Objective: Find all the lines with "JSON" and gather them.

===

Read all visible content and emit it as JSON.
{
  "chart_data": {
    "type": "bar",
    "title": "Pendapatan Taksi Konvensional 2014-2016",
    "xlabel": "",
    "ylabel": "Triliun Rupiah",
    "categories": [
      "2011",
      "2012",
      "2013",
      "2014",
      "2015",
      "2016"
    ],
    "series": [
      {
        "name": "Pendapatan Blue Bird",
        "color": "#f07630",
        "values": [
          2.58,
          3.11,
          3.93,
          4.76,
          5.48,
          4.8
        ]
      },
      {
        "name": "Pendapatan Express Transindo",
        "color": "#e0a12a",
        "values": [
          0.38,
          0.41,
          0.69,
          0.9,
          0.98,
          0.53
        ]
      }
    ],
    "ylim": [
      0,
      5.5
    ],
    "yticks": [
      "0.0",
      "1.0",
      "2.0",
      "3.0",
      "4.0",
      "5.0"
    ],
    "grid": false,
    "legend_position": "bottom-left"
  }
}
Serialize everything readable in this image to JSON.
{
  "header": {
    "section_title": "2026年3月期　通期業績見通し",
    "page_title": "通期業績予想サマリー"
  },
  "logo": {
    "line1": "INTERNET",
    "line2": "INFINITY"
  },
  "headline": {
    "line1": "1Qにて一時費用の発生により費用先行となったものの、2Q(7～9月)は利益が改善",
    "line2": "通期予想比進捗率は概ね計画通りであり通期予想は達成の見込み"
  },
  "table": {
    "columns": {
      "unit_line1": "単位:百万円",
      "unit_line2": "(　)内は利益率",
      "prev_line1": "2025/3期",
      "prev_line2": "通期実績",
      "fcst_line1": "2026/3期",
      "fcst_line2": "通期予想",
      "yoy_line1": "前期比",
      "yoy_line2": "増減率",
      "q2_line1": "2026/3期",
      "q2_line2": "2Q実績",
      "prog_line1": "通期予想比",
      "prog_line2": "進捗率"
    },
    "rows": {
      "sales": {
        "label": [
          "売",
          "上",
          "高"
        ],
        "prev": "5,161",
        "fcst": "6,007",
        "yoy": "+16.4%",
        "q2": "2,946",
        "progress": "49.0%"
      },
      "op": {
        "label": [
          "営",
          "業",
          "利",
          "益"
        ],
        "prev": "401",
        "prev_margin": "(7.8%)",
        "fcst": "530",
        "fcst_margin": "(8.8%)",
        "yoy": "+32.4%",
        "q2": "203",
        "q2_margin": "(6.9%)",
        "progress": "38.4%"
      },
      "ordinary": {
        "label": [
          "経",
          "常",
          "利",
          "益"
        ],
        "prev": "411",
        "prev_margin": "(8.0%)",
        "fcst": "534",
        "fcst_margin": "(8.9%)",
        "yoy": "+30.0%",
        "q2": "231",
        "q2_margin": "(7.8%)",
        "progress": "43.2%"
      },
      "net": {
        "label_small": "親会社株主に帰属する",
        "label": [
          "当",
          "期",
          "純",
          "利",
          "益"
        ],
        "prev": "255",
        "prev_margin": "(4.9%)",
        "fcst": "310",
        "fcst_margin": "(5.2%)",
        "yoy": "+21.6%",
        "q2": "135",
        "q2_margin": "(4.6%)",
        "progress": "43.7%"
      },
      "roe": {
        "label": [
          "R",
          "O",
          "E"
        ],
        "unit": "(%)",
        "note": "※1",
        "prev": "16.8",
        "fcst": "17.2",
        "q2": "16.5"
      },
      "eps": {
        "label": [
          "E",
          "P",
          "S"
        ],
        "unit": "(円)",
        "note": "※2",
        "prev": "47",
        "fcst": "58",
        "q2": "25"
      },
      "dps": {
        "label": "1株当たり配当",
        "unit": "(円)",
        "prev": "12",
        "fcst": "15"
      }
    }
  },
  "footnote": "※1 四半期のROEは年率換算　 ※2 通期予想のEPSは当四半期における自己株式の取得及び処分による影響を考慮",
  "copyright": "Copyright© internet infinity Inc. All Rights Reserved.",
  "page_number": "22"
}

===

Output for this task:
Read all visible content and emit it as JSON.
Serialize everything readable in this image to JSON.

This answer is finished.